* START *

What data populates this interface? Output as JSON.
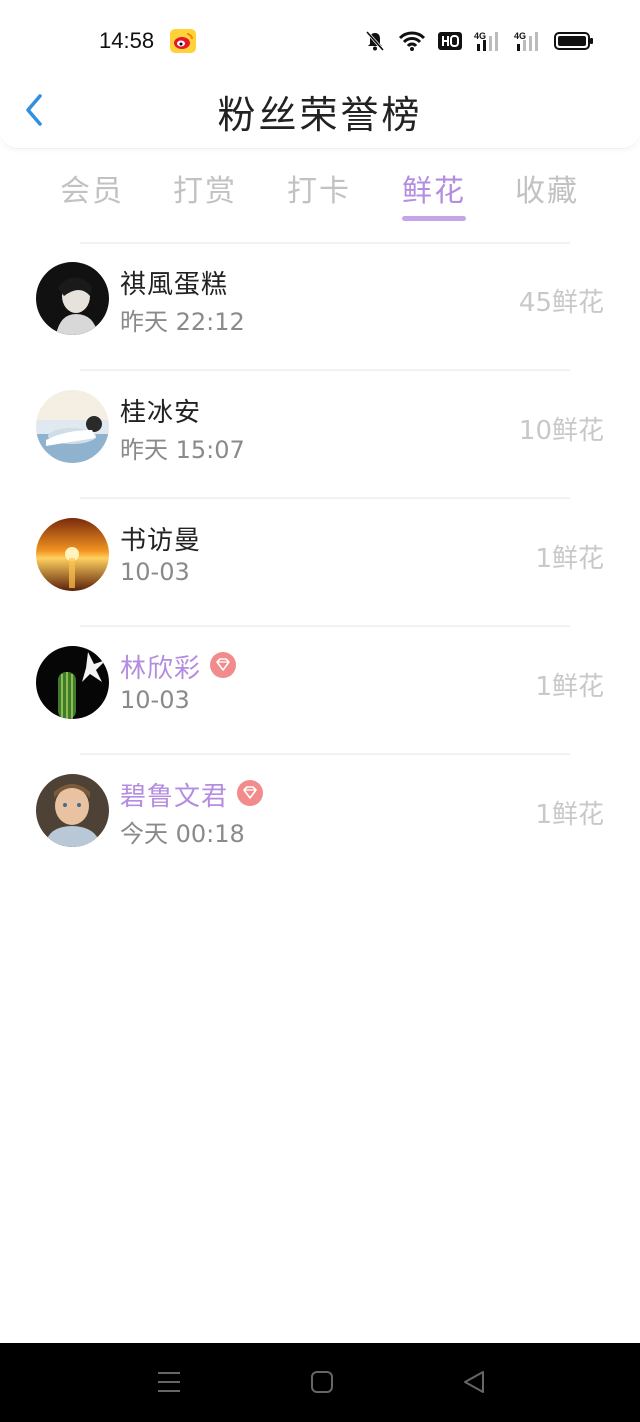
{
  "status": {
    "time": "14:58"
  },
  "header": {
    "title": "粉丝荣誉榜"
  },
  "tabs": [
    {
      "label": "会员"
    },
    {
      "label": "打赏"
    },
    {
      "label": "打卡"
    },
    {
      "label": "鲜花",
      "active": true
    },
    {
      "label": "收藏"
    }
  ],
  "fans": [
    {
      "name": "祺風蛋糕",
      "time": "昨天 22:12",
      "count": "45鲜花",
      "vip": false
    },
    {
      "name": "桂冰安",
      "time": "昨天 15:07",
      "count": "10鲜花",
      "vip": false
    },
    {
      "name": "书访曼",
      "time": "10-03",
      "count": "1鲜花",
      "vip": false
    },
    {
      "name": "林欣彩",
      "time": "10-03",
      "count": "1鲜花",
      "vip": true
    },
    {
      "name": "碧鲁文君",
      "time": "今天 00:18",
      "count": "1鲜花",
      "vip": true
    }
  ],
  "colors": {
    "accent": "#b48de0",
    "back_arrow": "#2f8fe0",
    "vip_badge": "#f28b8b"
  },
  "icons": {
    "back": "chevron-left-icon",
    "vip": "diamond-icon",
    "nav": [
      "menu-icon",
      "home-square-icon",
      "back-triangle-icon"
    ]
  }
}
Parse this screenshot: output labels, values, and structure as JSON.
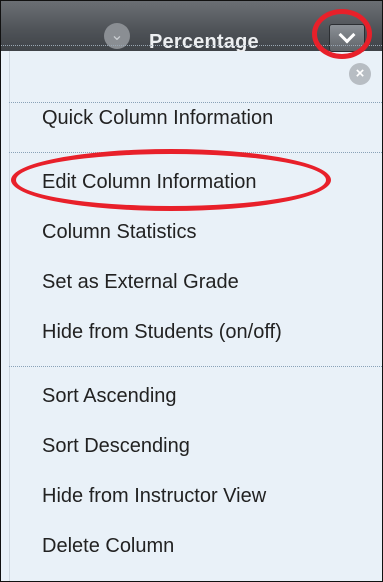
{
  "header": {
    "title": "Percentage"
  },
  "menu": {
    "items": [
      "Quick Column Information",
      "Edit Column Information",
      "Column Statistics",
      "Set as External Grade",
      "Hide from Students (on/off)",
      "Sort Ascending",
      "Sort Descending",
      "Hide from Instructor View",
      "Delete Column"
    ]
  },
  "colors": {
    "callout_red": "#e8202a",
    "menu_background": "#e9f1f8",
    "header_dark": "#4e5257"
  }
}
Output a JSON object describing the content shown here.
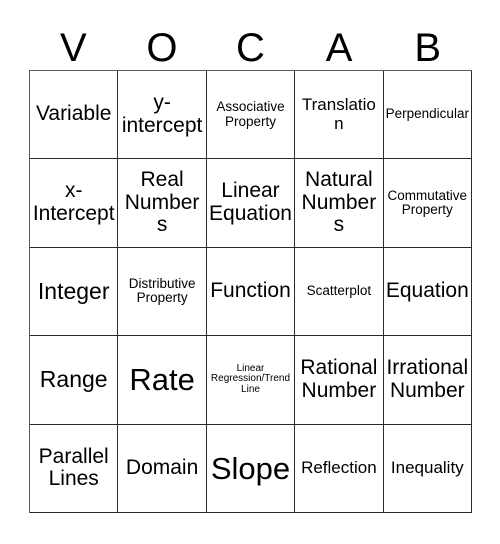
{
  "card": {
    "title": "Vocab Bingo Card",
    "header_letters": [
      "V",
      "O",
      "C",
      "A",
      "B"
    ],
    "rows": [
      [
        {
          "label": "Variable",
          "size": "lg"
        },
        {
          "label": "y-\nintercept",
          "size": "lg"
        },
        {
          "label": "Associative\nProperty",
          "size": "sm"
        },
        {
          "label": "Translation",
          "size": "md"
        },
        {
          "label": "Perpendicular",
          "size": "sm"
        }
      ],
      [
        {
          "label": "x-\nIntercept",
          "size": "lg"
        },
        {
          "label": "Real\nNumbers",
          "size": "lg"
        },
        {
          "label": "Linear\nEquation",
          "size": "lg"
        },
        {
          "label": "Natural\nNumbers",
          "size": "lg"
        },
        {
          "label": "Commutative\nProperty",
          "size": "sm"
        }
      ],
      [
        {
          "label": "Integer",
          "size": "xl"
        },
        {
          "label": "Distributive\nProperty",
          "size": "sm"
        },
        {
          "label": "Function",
          "size": "lg"
        },
        {
          "label": "Scatterplot",
          "size": "sm"
        },
        {
          "label": "Equation",
          "size": "lg"
        }
      ],
      [
        {
          "label": "Range",
          "size": "xl"
        },
        {
          "label": "Rate",
          "size": "xxl"
        },
        {
          "label": "Linear\nRegression/Trend\nLine",
          "size": "xs"
        },
        {
          "label": "Rational\nNumber",
          "size": "lg"
        },
        {
          "label": "Irrational\nNumber",
          "size": "lg"
        }
      ],
      [
        {
          "label": "Parallel\nLines",
          "size": "lg"
        },
        {
          "label": "Domain",
          "size": "lg"
        },
        {
          "label": "Slope",
          "size": "xxl"
        },
        {
          "label": "Reflection",
          "size": "md"
        },
        {
          "label": "Inequality",
          "size": "md"
        }
      ]
    ]
  },
  "colors": {
    "page_background": "#ffffff",
    "cell_background": "#ffffff",
    "grid_line": "#2b2b2b",
    "text": "#000000"
  }
}
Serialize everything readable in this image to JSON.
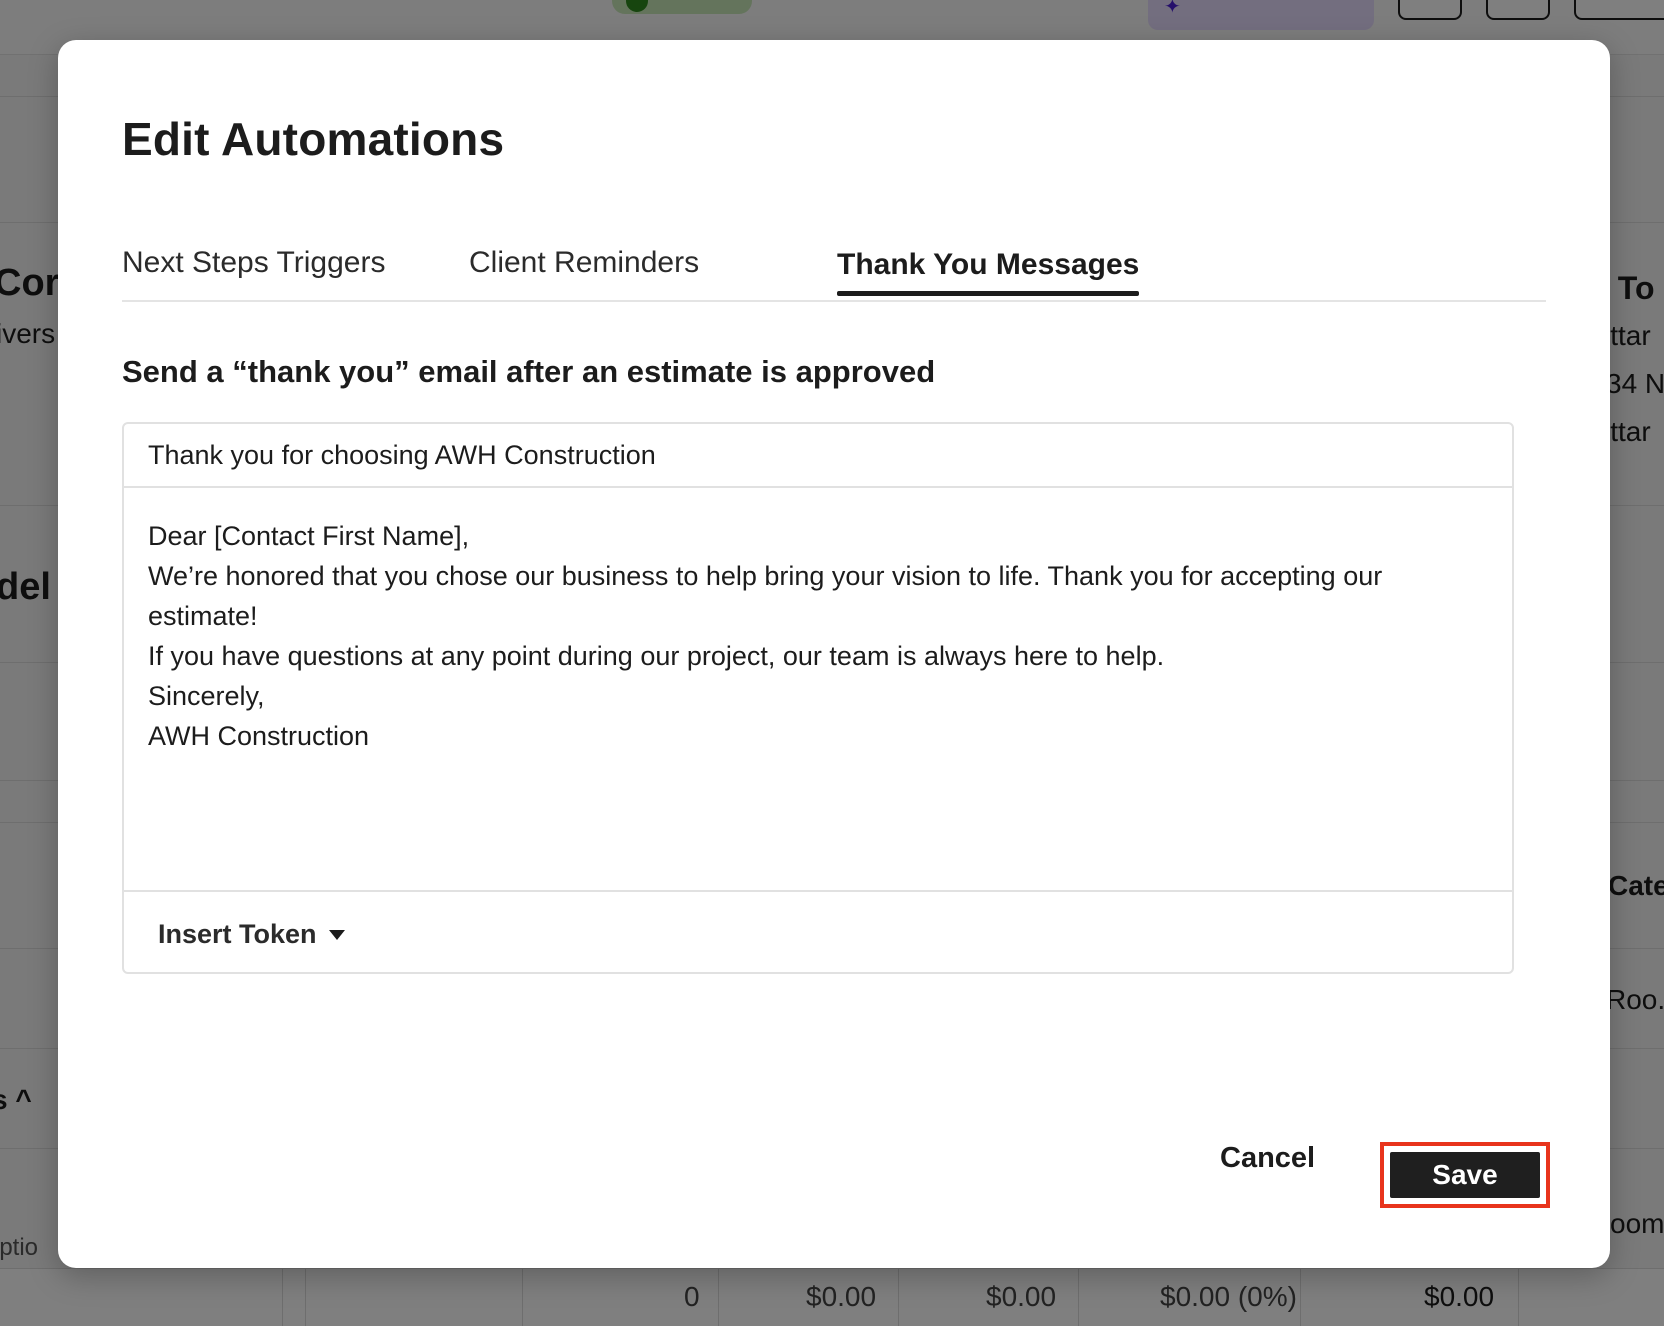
{
  "background": {
    "fragments": {
      "con": "Cor",
      "ivers": "ivers",
      "del": "del",
      "s_caret": "s ^",
      "total": "l To",
      "itta1": "ittar",
      "n34": "34 N",
      "itta2": "ittar",
      "cate": "Cate",
      "roo": "Roo.",
      "oom": "oom",
      "iptio": "iptio"
    },
    "footer_values": [
      "0",
      "$0.00",
      "$0.00",
      "$0.00 (0%)",
      "$0.00"
    ]
  },
  "modal": {
    "title": "Edit Automations",
    "tabs": [
      {
        "label": "Next Steps Triggers",
        "active": false
      },
      {
        "label": "Client Reminders",
        "active": false
      },
      {
        "label": "Thank You Messages",
        "active": true
      }
    ],
    "section_heading": "Send a “thank you” email after an estimate is approved",
    "subject_value": "Thank you for choosing AWH Construction",
    "body_lines": [
      "Dear [Contact First Name],",
      "We’re honored that you chose our business to help bring your vision to life. Thank you for accepting our",
      "estimate!",
      "If you have questions at any point during our project, our team is always here to help.",
      "Sincerely,",
      "AWH Construction"
    ],
    "insert_token_label": "Insert Token",
    "cancel_label": "Cancel",
    "save_label": "Save"
  },
  "colors": {
    "save_background": "#1f1f1f",
    "save_highlight_border": "#e8341c",
    "overlay": "rgba(0,0,0,0.5)"
  },
  "icons": {
    "insert_token_caret": "caret-down-icon"
  }
}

* END *

● AIM OF THE TASK
Every record above must be given again exactly; drop the pictures.

● ANSWER
What data populates this interface? Output as JSON.
{
  "status": {
    "time": "14:58"
  },
  "header": {
    "title": "粉丝荣誉榜"
  },
  "tabs": [
    {
      "label": "会员"
    },
    {
      "label": "打赏"
    },
    {
      "label": "打卡"
    },
    {
      "label": "鲜花",
      "active": true
    },
    {
      "label": "收藏"
    }
  ],
  "fans": [
    {
      "name": "祺風蛋糕",
      "time": "昨天 22:12",
      "count": "45鲜花",
      "vip": false
    },
    {
      "name": "桂冰安",
      "time": "昨天 15:07",
      "count": "10鲜花",
      "vip": false
    },
    {
      "name": "书访曼",
      "time": "10-03",
      "count": "1鲜花",
      "vip": false
    },
    {
      "name": "林欣彩",
      "time": "10-03",
      "count": "1鲜花",
      "vip": true
    },
    {
      "name": "碧鲁文君",
      "time": "今天 00:18",
      "count": "1鲜花",
      "vip": true
    }
  ],
  "colors": {
    "accent": "#b48de0",
    "back_arrow": "#2f8fe0",
    "vip_badge": "#f28b8b"
  },
  "icons": {
    "back": "chevron-left-icon",
    "vip": "diamond-icon",
    "nav": [
      "menu-icon",
      "home-square-icon",
      "back-triangle-icon"
    ]
  }
}
Parse this screenshot: output labels, values, and structure as JSON.
{
  "header": {
    "title": "Percentage"
  },
  "menu": {
    "items": [
      "Quick Column Information",
      "Edit Column Information",
      "Column Statistics",
      "Set as External Grade",
      "Hide from Students (on/off)",
      "Sort Ascending",
      "Sort Descending",
      "Hide from Instructor View",
      "Delete Column"
    ]
  },
  "colors": {
    "callout_red": "#e8202a",
    "menu_background": "#e9f1f8",
    "header_dark": "#4e5257"
  }
}
Output a JSON object describing the content shown here.
{
  "card": {
    "title": "Vocab Bingo Card",
    "header_letters": [
      "V",
      "O",
      "C",
      "A",
      "B"
    ],
    "rows": [
      [
        {
          "label": "Variable",
          "size": "lg"
        },
        {
          "label": "y-\nintercept",
          "size": "lg"
        },
        {
          "label": "Associative\nProperty",
          "size": "sm"
        },
        {
          "label": "Translation",
          "size": "md"
        },
        {
          "label": "Perpendicular",
          "size": "sm"
        }
      ],
      [
        {
          "label": "x-\nIntercept",
          "size": "lg"
        },
        {
          "label": "Real\nNumbers",
          "size": "lg"
        },
        {
          "label": "Linear\nEquation",
          "size": "lg"
        },
        {
          "label": "Natural\nNumbers",
          "size": "lg"
        },
        {
          "label": "Commutative\nProperty",
          "size": "sm"
        }
      ],
      [
        {
          "label": "Integer",
          "size": "xl"
        },
        {
          "label": "Distributive\nProperty",
          "size": "sm"
        },
        {
          "label": "Function",
          "size": "lg"
        },
        {
          "label": "Scatterplot",
          "size": "sm"
        },
        {
          "label": "Equation",
          "size": "lg"
        }
      ],
      [
        {
          "label": "Range",
          "size": "xl"
        },
        {
          "label": "Rate",
          "size": "xxl"
        },
        {
          "label": "Linear\nRegression/Trend\nLine",
          "size": "xs"
        },
        {
          "label": "Rational\nNumber",
          "size": "lg"
        },
        {
          "label": "Irrational\nNumber",
          "size": "lg"
        }
      ],
      [
        {
          "label": "Parallel\nLines",
          "size": "lg"
        },
        {
          "label": "Domain",
          "size": "lg"
        },
        {
          "label": "Slope",
          "size": "xxl"
        },
        {
          "label": "Reflection",
          "size": "md"
        },
        {
          "label": "Inequality",
          "size": "md"
        }
      ]
    ]
  },
  "colors": {
    "page_background": "#ffffff",
    "cell_background": "#ffffff",
    "grid_line": "#2b2b2b",
    "text": "#000000"
  }
}
Serialize everything readable in this image to JSON.
{
  "background": {
    "fragments": {
      "con": "Cor",
      "ivers": "ivers",
      "del": "del",
      "s_caret": "s ^",
      "total": "l To",
      "itta1": "ittar",
      "n34": "34 N",
      "itta2": "ittar",
      "cate": "Cate",
      "roo": "Roo.",
      "oom": "oom",
      "iptio": "iptio"
    },
    "footer_values": [
      "0",
      "$0.00",
      "$0.00",
      "$0.00 (0%)",
      "$0.00"
    ]
  },
  "modal": {
    "title": "Edit Automations",
    "tabs": [
      {
        "label": "Next Steps Triggers",
        "active": false
      },
      {
        "label": "Client Reminders",
        "active": false
      },
      {
        "label": "Thank You Messages",
        "active": true
      }
    ],
    "section_heading": "Send a “thank you” email after an estimate is approved",
    "subject_value": "Thank you for choosing AWH Construction",
    "body_lines": [
      "Dear [Contact First Name],",
      "We’re honored that you chose our business to help bring your vision to life. Thank you for accepting our",
      "estimate!",
      "If you have questions at any point during our project, our team is always here to help.",
      "Sincerely,",
      "AWH Construction"
    ],
    "insert_token_label": "Insert Token",
    "cancel_label": "Cancel",
    "save_label": "Save"
  },
  "colors": {
    "save_background": "#1f1f1f",
    "save_highlight_border": "#e8341c",
    "overlay": "rgba(0,0,0,0.5)"
  },
  "icons": {
    "insert_token_caret": "caret-down-icon"
  }
}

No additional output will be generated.